_Records shown_:
-----

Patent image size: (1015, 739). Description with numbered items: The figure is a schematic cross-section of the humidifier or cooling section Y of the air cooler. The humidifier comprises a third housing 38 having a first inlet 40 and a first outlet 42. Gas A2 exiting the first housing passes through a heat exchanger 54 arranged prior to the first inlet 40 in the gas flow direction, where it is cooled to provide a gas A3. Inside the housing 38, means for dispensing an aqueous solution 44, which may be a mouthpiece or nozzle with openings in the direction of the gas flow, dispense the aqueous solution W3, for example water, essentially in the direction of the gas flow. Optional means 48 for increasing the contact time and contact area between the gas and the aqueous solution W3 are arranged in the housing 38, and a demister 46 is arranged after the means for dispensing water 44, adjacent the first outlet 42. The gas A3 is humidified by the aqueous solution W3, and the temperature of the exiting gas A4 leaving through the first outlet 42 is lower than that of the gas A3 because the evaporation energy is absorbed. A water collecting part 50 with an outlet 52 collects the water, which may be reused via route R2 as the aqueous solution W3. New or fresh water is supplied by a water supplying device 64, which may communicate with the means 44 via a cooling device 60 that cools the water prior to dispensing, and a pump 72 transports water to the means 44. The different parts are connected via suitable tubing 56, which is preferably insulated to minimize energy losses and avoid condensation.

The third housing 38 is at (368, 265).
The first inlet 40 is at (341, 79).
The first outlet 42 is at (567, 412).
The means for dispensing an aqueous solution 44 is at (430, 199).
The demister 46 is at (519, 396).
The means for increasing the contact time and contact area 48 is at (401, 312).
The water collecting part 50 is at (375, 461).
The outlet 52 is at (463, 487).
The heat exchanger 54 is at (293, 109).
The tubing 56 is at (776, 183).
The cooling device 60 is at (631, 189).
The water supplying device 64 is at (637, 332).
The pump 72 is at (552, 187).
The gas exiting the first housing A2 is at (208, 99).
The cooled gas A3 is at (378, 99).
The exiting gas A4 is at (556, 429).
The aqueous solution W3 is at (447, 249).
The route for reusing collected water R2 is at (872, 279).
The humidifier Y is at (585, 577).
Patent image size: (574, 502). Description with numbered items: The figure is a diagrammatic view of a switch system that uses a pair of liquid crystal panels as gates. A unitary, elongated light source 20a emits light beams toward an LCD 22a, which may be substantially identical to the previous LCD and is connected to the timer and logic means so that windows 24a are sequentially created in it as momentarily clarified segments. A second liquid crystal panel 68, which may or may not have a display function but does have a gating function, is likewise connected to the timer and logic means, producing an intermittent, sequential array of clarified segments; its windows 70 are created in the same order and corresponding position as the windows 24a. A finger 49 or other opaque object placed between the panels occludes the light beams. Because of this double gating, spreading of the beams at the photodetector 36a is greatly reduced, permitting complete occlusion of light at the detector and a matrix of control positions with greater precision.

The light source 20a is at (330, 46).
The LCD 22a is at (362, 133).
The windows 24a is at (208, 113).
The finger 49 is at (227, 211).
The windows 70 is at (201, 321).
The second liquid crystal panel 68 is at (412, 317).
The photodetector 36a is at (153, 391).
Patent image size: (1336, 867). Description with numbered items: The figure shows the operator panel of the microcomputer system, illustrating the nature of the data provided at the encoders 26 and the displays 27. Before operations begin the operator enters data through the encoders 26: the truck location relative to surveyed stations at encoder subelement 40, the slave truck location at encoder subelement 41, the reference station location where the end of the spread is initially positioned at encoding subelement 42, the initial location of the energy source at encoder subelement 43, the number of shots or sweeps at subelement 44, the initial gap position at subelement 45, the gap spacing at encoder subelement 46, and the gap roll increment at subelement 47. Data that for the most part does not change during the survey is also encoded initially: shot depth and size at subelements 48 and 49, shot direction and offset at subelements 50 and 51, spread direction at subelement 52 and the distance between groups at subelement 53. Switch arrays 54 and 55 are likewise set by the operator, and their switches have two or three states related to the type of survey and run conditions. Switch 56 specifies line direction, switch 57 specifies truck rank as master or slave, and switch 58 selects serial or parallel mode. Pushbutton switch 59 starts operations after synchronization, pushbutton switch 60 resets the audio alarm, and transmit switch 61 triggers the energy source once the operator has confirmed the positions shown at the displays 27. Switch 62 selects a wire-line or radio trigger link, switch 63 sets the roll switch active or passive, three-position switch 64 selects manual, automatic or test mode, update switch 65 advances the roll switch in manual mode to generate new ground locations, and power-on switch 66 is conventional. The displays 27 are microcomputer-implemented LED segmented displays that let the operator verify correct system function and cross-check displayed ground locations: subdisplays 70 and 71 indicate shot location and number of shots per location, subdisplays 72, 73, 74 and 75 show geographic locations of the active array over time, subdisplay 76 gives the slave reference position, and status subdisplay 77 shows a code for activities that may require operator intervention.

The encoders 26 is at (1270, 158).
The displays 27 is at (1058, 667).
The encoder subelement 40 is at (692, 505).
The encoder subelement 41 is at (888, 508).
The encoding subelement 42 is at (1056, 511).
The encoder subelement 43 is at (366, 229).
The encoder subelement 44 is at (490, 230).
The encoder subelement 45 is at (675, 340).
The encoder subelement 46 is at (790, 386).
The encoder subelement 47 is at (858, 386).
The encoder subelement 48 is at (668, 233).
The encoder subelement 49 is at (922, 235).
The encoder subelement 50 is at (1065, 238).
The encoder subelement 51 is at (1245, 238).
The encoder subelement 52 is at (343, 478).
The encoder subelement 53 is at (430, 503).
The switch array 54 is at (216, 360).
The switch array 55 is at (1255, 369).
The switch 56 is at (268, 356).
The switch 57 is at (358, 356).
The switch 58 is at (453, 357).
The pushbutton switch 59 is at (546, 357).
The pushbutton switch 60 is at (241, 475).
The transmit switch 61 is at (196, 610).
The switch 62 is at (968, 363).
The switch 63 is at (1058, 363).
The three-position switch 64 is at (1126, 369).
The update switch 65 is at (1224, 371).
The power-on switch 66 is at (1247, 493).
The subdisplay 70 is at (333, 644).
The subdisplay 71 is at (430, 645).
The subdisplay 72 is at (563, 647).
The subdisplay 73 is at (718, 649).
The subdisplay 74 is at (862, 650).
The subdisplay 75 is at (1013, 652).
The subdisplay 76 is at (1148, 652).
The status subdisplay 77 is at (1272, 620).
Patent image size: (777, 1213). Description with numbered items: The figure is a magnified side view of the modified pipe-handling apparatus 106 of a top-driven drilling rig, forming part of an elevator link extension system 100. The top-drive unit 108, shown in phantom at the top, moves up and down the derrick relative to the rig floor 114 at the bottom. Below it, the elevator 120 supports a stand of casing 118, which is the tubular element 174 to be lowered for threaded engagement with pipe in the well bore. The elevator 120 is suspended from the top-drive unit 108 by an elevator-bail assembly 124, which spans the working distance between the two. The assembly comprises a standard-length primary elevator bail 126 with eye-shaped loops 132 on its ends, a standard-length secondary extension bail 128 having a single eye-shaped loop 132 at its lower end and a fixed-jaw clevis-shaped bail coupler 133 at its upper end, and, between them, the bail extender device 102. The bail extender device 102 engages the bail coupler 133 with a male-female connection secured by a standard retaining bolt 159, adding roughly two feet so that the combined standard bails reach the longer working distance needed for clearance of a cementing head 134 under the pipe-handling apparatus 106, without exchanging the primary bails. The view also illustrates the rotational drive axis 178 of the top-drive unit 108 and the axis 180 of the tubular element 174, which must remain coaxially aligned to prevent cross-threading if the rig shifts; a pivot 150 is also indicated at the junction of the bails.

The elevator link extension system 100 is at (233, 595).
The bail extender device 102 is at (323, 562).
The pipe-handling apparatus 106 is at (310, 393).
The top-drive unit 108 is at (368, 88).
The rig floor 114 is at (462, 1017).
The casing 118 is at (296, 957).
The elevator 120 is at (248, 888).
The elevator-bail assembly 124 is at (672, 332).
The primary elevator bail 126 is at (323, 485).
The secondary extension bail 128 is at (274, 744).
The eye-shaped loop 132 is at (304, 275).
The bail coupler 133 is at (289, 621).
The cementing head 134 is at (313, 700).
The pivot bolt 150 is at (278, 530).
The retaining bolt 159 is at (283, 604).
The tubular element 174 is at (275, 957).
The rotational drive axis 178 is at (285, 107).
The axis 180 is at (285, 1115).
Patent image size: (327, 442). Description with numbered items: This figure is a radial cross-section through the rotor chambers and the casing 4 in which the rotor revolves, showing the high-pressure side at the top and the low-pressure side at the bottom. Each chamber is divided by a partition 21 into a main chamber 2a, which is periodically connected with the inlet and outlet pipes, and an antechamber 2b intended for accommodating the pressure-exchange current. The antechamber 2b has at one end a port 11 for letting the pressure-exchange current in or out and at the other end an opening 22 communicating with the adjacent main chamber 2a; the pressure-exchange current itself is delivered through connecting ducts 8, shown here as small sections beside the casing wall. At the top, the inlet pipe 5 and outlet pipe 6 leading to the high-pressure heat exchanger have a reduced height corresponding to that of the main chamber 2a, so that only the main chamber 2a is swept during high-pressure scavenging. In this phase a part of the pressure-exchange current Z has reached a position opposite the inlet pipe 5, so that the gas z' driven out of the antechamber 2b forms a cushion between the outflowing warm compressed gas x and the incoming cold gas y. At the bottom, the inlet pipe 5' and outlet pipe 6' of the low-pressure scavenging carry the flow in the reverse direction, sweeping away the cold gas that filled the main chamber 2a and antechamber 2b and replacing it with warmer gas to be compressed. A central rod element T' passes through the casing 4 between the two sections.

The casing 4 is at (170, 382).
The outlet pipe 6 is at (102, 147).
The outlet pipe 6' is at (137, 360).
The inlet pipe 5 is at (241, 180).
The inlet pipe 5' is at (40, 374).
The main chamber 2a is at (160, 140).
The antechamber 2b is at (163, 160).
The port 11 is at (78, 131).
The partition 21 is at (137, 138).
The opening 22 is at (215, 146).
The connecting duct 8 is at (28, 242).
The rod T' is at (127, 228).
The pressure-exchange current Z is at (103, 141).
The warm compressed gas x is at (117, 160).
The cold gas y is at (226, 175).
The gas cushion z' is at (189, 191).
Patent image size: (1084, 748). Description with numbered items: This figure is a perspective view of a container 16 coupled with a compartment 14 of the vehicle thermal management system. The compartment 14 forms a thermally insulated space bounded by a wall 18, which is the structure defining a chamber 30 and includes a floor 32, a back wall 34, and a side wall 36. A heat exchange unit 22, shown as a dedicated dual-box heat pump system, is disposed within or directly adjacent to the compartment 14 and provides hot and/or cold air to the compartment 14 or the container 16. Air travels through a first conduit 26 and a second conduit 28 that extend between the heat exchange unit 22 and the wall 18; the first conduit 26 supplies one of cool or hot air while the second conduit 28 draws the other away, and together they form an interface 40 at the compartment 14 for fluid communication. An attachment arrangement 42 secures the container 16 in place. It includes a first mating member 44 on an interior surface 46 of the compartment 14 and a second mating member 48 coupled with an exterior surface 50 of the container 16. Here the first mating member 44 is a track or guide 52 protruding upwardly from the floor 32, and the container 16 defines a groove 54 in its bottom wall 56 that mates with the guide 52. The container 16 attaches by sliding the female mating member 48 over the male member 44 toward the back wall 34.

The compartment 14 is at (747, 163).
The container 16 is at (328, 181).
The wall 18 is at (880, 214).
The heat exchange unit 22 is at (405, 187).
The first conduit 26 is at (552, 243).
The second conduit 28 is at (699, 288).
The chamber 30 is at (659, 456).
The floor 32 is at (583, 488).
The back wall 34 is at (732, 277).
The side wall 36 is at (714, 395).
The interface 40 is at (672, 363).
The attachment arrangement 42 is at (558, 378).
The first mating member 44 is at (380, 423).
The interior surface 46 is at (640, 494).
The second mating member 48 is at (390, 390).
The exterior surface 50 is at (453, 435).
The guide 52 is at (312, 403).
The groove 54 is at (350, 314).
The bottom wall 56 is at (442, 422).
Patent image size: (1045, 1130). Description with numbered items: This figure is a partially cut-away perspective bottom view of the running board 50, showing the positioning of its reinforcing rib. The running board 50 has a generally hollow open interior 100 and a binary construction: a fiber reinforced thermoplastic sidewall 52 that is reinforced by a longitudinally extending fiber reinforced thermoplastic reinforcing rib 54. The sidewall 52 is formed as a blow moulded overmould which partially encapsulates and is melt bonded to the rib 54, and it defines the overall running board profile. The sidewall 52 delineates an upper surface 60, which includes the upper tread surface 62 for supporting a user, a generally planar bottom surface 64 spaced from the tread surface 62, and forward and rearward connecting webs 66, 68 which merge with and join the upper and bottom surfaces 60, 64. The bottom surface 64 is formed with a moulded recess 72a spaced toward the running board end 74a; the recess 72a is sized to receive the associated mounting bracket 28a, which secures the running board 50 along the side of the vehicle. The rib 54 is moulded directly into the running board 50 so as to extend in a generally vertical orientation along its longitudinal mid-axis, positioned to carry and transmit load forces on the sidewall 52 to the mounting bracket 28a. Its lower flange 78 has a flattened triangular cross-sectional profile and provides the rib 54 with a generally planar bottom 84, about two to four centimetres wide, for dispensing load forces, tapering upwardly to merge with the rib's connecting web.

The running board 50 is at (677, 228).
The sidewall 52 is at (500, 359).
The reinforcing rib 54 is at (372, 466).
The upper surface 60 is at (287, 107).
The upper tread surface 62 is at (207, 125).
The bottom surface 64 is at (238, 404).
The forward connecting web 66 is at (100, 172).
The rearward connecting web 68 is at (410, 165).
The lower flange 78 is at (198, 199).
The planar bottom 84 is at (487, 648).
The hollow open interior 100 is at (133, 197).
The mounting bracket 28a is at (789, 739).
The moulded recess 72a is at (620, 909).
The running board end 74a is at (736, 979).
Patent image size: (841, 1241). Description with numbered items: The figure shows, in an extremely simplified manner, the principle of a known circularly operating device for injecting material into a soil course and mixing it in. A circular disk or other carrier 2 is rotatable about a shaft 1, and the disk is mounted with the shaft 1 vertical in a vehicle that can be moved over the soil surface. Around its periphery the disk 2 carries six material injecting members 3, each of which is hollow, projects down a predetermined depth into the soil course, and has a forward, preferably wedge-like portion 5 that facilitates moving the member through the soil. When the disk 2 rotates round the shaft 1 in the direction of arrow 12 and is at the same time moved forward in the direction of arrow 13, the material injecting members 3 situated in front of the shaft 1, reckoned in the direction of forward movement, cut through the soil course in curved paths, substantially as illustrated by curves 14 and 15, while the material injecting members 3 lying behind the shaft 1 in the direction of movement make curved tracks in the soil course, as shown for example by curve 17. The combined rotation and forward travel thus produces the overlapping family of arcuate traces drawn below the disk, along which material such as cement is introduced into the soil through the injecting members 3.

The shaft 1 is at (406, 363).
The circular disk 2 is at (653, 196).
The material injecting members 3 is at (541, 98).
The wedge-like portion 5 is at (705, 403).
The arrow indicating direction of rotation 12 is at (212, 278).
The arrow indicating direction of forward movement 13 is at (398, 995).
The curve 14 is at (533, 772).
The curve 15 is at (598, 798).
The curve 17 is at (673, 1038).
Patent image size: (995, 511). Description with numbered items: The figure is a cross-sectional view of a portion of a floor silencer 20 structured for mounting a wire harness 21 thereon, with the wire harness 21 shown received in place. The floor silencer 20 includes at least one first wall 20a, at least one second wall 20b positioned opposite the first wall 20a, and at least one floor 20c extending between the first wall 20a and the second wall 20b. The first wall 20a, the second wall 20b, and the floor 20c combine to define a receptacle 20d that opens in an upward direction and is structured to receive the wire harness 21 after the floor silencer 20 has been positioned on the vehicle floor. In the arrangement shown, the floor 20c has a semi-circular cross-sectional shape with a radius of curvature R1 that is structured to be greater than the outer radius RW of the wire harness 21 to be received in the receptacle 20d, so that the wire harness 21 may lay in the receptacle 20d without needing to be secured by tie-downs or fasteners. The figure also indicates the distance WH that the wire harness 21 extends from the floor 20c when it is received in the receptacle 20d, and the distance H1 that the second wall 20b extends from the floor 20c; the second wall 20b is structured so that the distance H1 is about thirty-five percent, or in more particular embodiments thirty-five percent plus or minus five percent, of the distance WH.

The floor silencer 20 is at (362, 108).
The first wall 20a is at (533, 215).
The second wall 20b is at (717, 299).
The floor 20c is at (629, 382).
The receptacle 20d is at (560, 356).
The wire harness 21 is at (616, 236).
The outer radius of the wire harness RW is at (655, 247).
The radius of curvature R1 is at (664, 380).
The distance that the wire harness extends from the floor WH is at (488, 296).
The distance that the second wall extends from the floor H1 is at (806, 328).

-----

_What the task asks_: Output the listing from the line with "Patent image size: (777, 1213)." up to and including the line with "The axis 180 is at (285, 1115)." as a two-column CSV with the headers description and locations. Give one row for each description, pairing it with its locations, and put each value in a single quoted field with line breaks turned into spaces.

_Task output_:
description,locations
"Patent image size: (777, 1213). Description with numbered items: The figure is a magnified side view of the modified pipe-handling apparatus 106 of a top-driven drilling rig, forming part of an elevator link extension system 100. The top-drive unit 108, shown in phantom at the top, moves up and down the derrick relative to the rig floor 114 at the bottom. Below it, the elevator 120 supports a stand of casing 118, which is the tubular element 174 to be lowered for threaded engagement with pipe in the well bore. The elevator 120 is suspended from the top-drive unit 108 by an elevator-bail assembly 124, which spans the working distance between the two. The assembly comprises a standard-length primary elevator bail 126 with eye-shaped loops 132 on its ends, a standard-length secondary extension bail 128 having a single eye-shaped loop 132 at its lower end and a fixed-jaw clevis-shaped bail coupler 133 at its upper end, and, between them, the bail extender device 102. The bail extender device 102 engages the bail coupler 133 with a male-female connection secured by a standard retaining bolt 159, adding roughly two feet so that the combined standard bails reach the longer working distance needed for clearance of a cementing head 134 under the pipe-handling apparatus 106, without exchanging the primary bails. The view also illustrates the rotational drive axis 178 of the top-drive unit 108 and the axis 180 of the tubular element 174, which must remain coaxially aligned to prevent cross-threading if the rig shifts; a pivot 150 is also indicated at the junction of the bails.","The elevator link extension system 100 is at (233, 595). The bail extender device 102 is at (323, 562). The pipe-handling apparatus 106 is at (310, 393). The top-drive unit 108 is at (368, 88). The rig floor 114 is at (462, 1017). The casing 118 is at (296, 957). The elevator 120 is at (248, 888). The elevator-bail assembly 124 is at (672, 332). The primary elevator bail 126 is at (323, 485). The secondary extension bail 128 is at (274, 744). The eye-shaped loop 132 is at (304, 275). The bail coupler 133 is at (289, 621). The cementing head 134 is at (313, 700). The pivot bolt 150 is at (278, 530). The retaining bolt 159 is at (283, 604). The tubular element 174 is at (275, 957). The rotational drive axis 178 is at (285, 107). The axis 180 is at (285, 1115)."